> GIVEN REQUEST:
Each entry below should be returned exactly as is, with the pictures removed.

> MATERIAL PROVIDED:
☆ ☆ ☆ ☆ ☆
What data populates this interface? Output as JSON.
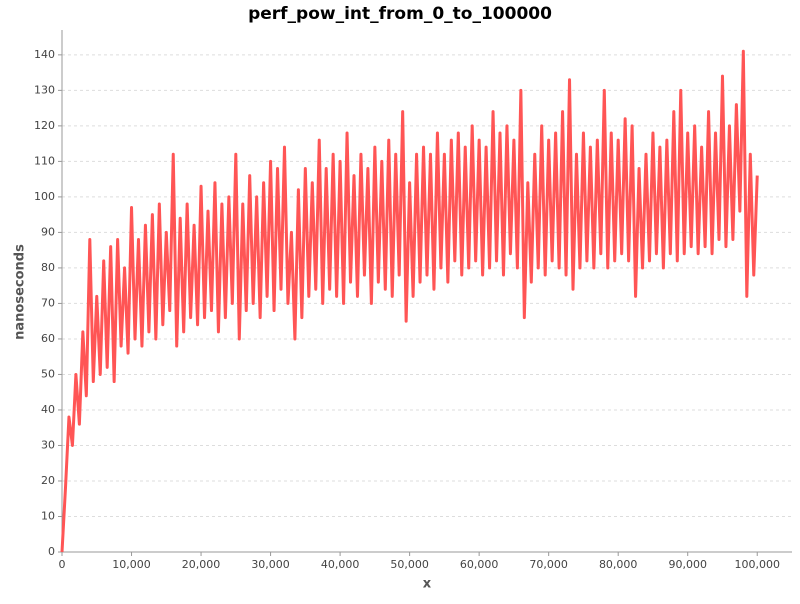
{
  "chart_data": {
    "type": "line",
    "title": "perf_pow_int_from_0_to_100000",
    "x_label": "x",
    "y_label": "nanoseconds",
    "xlim": [
      0,
      105000
    ],
    "ylim": [
      0,
      147
    ],
    "xticks": [
      0,
      {
        "value": 10000,
        "label": "10,000"
      },
      {
        "value": 20000,
        "label": "20,000"
      },
      {
        "value": 30000,
        "label": "30,000"
      },
      {
        "value": 40000,
        "label": "40,000"
      },
      {
        "value": 50000,
        "label": "50,000"
      },
      {
        "value": 60000,
        "label": "60,000"
      },
      {
        "value": 70000,
        "label": "70,000"
      },
      {
        "value": 80000,
        "label": "80,000"
      },
      {
        "value": 90000,
        "label": "90,000"
      },
      {
        "value": 100000,
        "label": "100,000"
      }
    ],
    "yticks": [
      0,
      10,
      20,
      30,
      40,
      50,
      60,
      70,
      80,
      90,
      100,
      110,
      120,
      130,
      140
    ],
    "grid": true,
    "x": [
      0,
      500,
      1000,
      1500,
      2000,
      2500,
      3000,
      3500,
      4000,
      4500,
      5000,
      5500,
      6000,
      6500,
      7000,
      7500,
      8000,
      8500,
      9000,
      9500,
      10000,
      10500,
      11000,
      11500,
      12000,
      12500,
      13000,
      13500,
      14000,
      14500,
      15000,
      15500,
      16000,
      16500,
      17000,
      17500,
      18000,
      18500,
      19000,
      19500,
      20000,
      20500,
      21000,
      21500,
      22000,
      22500,
      23000,
      23500,
      24000,
      24500,
      25000,
      25500,
      26000,
      26500,
      27000,
      27500,
      28000,
      28500,
      29000,
      29500,
      30000,
      30500,
      31000,
      31500,
      32000,
      32500,
      33000,
      33500,
      34000,
      34500,
      35000,
      35500,
      36000,
      36500,
      37000,
      37500,
      38000,
      38500,
      39000,
      39500,
      40000,
      40500,
      41000,
      41500,
      42000,
      42500,
      43000,
      43500,
      44000,
      44500,
      45000,
      45500,
      46000,
      46500,
      47000,
      47500,
      48000,
      48500,
      49000,
      49500,
      50000,
      50500,
      51000,
      51500,
      52000,
      52500,
      53000,
      53500,
      54000,
      54500,
      55000,
      55500,
      56000,
      56500,
      57000,
      57500,
      58000,
      58500,
      59000,
      59500,
      60000,
      60500,
      61000,
      61500,
      62000,
      62500,
      63000,
      63500,
      64000,
      64500,
      65000,
      65500,
      66000,
      66500,
      67000,
      67500,
      68000,
      68500,
      69000,
      69500,
      70000,
      70500,
      71000,
      71500,
      72000,
      72500,
      73000,
      73500,
      74000,
      74500,
      75000,
      75500,
      76000,
      76500,
      77000,
      77500,
      78000,
      78500,
      79000,
      79500,
      80000,
      80500,
      81000,
      81500,
      82000,
      82500,
      83000,
      83500,
      84000,
      84500,
      85000,
      85500,
      86000,
      86500,
      87000,
      87500,
      88000,
      88500,
      89000,
      89500,
      90000,
      90500,
      91000,
      91500,
      92000,
      92500,
      93000,
      93500,
      94000,
      94500,
      95000,
      95500,
      96000,
      96500,
      97000,
      97500,
      98000,
      98500,
      99000,
      99500,
      100000
    ],
    "series": [
      {
        "name": "nanoseconds",
        "color": "#ff5555",
        "values": [
          0,
          18,
          38,
          30,
          50,
          36,
          62,
          44,
          88,
          48,
          72,
          50,
          82,
          52,
          86,
          48,
          88,
          58,
          80,
          56,
          97,
          60,
          88,
          58,
          92,
          62,
          95,
          60,
          98,
          64,
          90,
          68,
          112,
          58,
          94,
          62,
          98,
          66,
          92,
          64,
          103,
          66,
          96,
          68,
          104,
          62,
          98,
          66,
          100,
          70,
          112,
          60,
          98,
          68,
          106,
          70,
          100,
          66,
          104,
          72,
          110,
          68,
          108,
          74,
          114,
          70,
          90,
          60,
          102,
          66,
          108,
          72,
          104,
          74,
          116,
          70,
          108,
          74,
          112,
          72,
          110,
          70,
          118,
          76,
          106,
          72,
          112,
          78,
          108,
          70,
          114,
          76,
          110,
          74,
          116,
          72,
          112,
          78,
          124,
          65,
          104,
          72,
          112,
          76,
          114,
          78,
          112,
          74,
          118,
          80,
          112,
          76,
          116,
          82,
          118,
          78,
          114,
          80,
          120,
          82,
          116,
          78,
          114,
          80,
          124,
          82,
          118,
          78,
          120,
          84,
          116,
          80,
          130,
          66,
          104,
          76,
          112,
          80,
          120,
          78,
          116,
          82,
          118,
          80,
          124,
          78,
          133,
          74,
          112,
          80,
          118,
          82,
          114,
          80,
          116,
          84,
          130,
          80,
          118,
          82,
          116,
          84,
          122,
          82,
          120,
          72,
          108,
          80,
          112,
          82,
          118,
          84,
          114,
          80,
          116,
          84,
          124,
          82,
          130,
          84,
          118,
          86,
          120,
          84,
          114,
          86,
          124,
          84,
          118,
          88,
          134,
          86,
          120,
          88,
          126,
          96,
          141,
          72,
          112,
          78,
          106
        ]
      }
    ]
  }
}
☆ ☆ ☆ ☆ ☆
> FINISHED EXERCISE:
What data populates this interface? Output as JSON.
{
  "chart_data": {
    "type": "line",
    "title": "perf_pow_int_from_0_to_100000",
    "x_label": "x",
    "y_label": "nanoseconds",
    "xlim": [
      0,
      105000
    ],
    "ylim": [
      0,
      147
    ],
    "xticks": [
      0,
      {
        "value": 10000,
        "label": "10,000"
      },
      {
        "value": 20000,
        "label": "20,000"
      },
      {
        "value": 30000,
        "label": "30,000"
      },
      {
        "value": 40000,
        "label": "40,000"
      },
      {
        "value": 50000,
        "label": "50,000"
      },
      {
        "value": 60000,
        "label": "60,000"
      },
      {
        "value": 70000,
        "label": "70,000"
      },
      {
        "value": 80000,
        "label": "80,000"
      },
      {
        "value": 90000,
        "label": "90,000"
      },
      {
        "value": 100000,
        "label": "100,000"
      }
    ],
    "yticks": [
      0,
      10,
      20,
      30,
      40,
      50,
      60,
      70,
      80,
      90,
      100,
      110,
      120,
      130,
      140
    ],
    "grid": true,
    "x": [
      0,
      500,
      1000,
      1500,
      2000,
      2500,
      3000,
      3500,
      4000,
      4500,
      5000,
      5500,
      6000,
      6500,
      7000,
      7500,
      8000,
      8500,
      9000,
      9500,
      10000,
      10500,
      11000,
      11500,
      12000,
      12500,
      13000,
      13500,
      14000,
      14500,
      15000,
      15500,
      16000,
      16500,
      17000,
      17500,
      18000,
      18500,
      19000,
      19500,
      20000,
      20500,
      21000,
      21500,
      22000,
      22500,
      23000,
      23500,
      24000,
      24500,
      25000,
      25500,
      26000,
      26500,
      27000,
      27500,
      28000,
      28500,
      29000,
      29500,
      30000,
      30500,
      31000,
      31500,
      32000,
      32500,
      33000,
      33500,
      34000,
      34500,
      35000,
      35500,
      36000,
      36500,
      37000,
      37500,
      38000,
      38500,
      39000,
      39500,
      40000,
      40500,
      41000,
      41500,
      42000,
      42500,
      43000,
      43500,
      44000,
      44500,
      45000,
      45500,
      46000,
      46500,
      47000,
      47500,
      48000,
      48500,
      49000,
      49500,
      50000,
      50500,
      51000,
      51500,
      52000,
      52500,
      53000,
      53500,
      54000,
      54500,
      55000,
      55500,
      56000,
      56500,
      57000,
      57500,
      58000,
      58500,
      59000,
      59500,
      60000,
      60500,
      61000,
      61500,
      62000,
      62500,
      63000,
      63500,
      64000,
      64500,
      65000,
      65500,
      66000,
      66500,
      67000,
      67500,
      68000,
      68500,
      69000,
      69500,
      70000,
      70500,
      71000,
      71500,
      72000,
      72500,
      73000,
      73500,
      74000,
      74500,
      75000,
      75500,
      76000,
      76500,
      77000,
      77500,
      78000,
      78500,
      79000,
      79500,
      80000,
      80500,
      81000,
      81500,
      82000,
      82500,
      83000,
      83500,
      84000,
      84500,
      85000,
      85500,
      86000,
      86500,
      87000,
      87500,
      88000,
      88500,
      89000,
      89500,
      90000,
      90500,
      91000,
      91500,
      92000,
      92500,
      93000,
      93500,
      94000,
      94500,
      95000,
      95500,
      96000,
      96500,
      97000,
      97500,
      98000,
      98500,
      99000,
      99500,
      100000
    ],
    "series": [
      {
        "name": "nanoseconds",
        "color": "#ff5555",
        "values": [
          0,
          18,
          38,
          30,
          50,
          36,
          62,
          44,
          88,
          48,
          72,
          50,
          82,
          52,
          86,
          48,
          88,
          58,
          80,
          56,
          97,
          60,
          88,
          58,
          92,
          62,
          95,
          60,
          98,
          64,
          90,
          68,
          112,
          58,
          94,
          62,
          98,
          66,
          92,
          64,
          103,
          66,
          96,
          68,
          104,
          62,
          98,
          66,
          100,
          70,
          112,
          60,
          98,
          68,
          106,
          70,
          100,
          66,
          104,
          72,
          110,
          68,
          108,
          74,
          114,
          70,
          90,
          60,
          102,
          66,
          108,
          72,
          104,
          74,
          116,
          70,
          108,
          74,
          112,
          72,
          110,
          70,
          118,
          76,
          106,
          72,
          112,
          78,
          108,
          70,
          114,
          76,
          110,
          74,
          116,
          72,
          112,
          78,
          124,
          65,
          104,
          72,
          112,
          76,
          114,
          78,
          112,
          74,
          118,
          80,
          112,
          76,
          116,
          82,
          118,
          78,
          114,
          80,
          120,
          82,
          116,
          78,
          114,
          80,
          124,
          82,
          118,
          78,
          120,
          84,
          116,
          80,
          130,
          66,
          104,
          76,
          112,
          80,
          120,
          78,
          116,
          82,
          118,
          80,
          124,
          78,
          133,
          74,
          112,
          80,
          118,
          82,
          114,
          80,
          116,
          84,
          130,
          80,
          118,
          82,
          116,
          84,
          122,
          82,
          120,
          72,
          108,
          80,
          112,
          82,
          118,
          84,
          114,
          80,
          116,
          84,
          124,
          82,
          130,
          84,
          118,
          86,
          120,
          84,
          114,
          86,
          124,
          84,
          118,
          88,
          134,
          86,
          120,
          88,
          126,
          96,
          141,
          72,
          112,
          78,
          106
        ]
      }
    ]
  }
}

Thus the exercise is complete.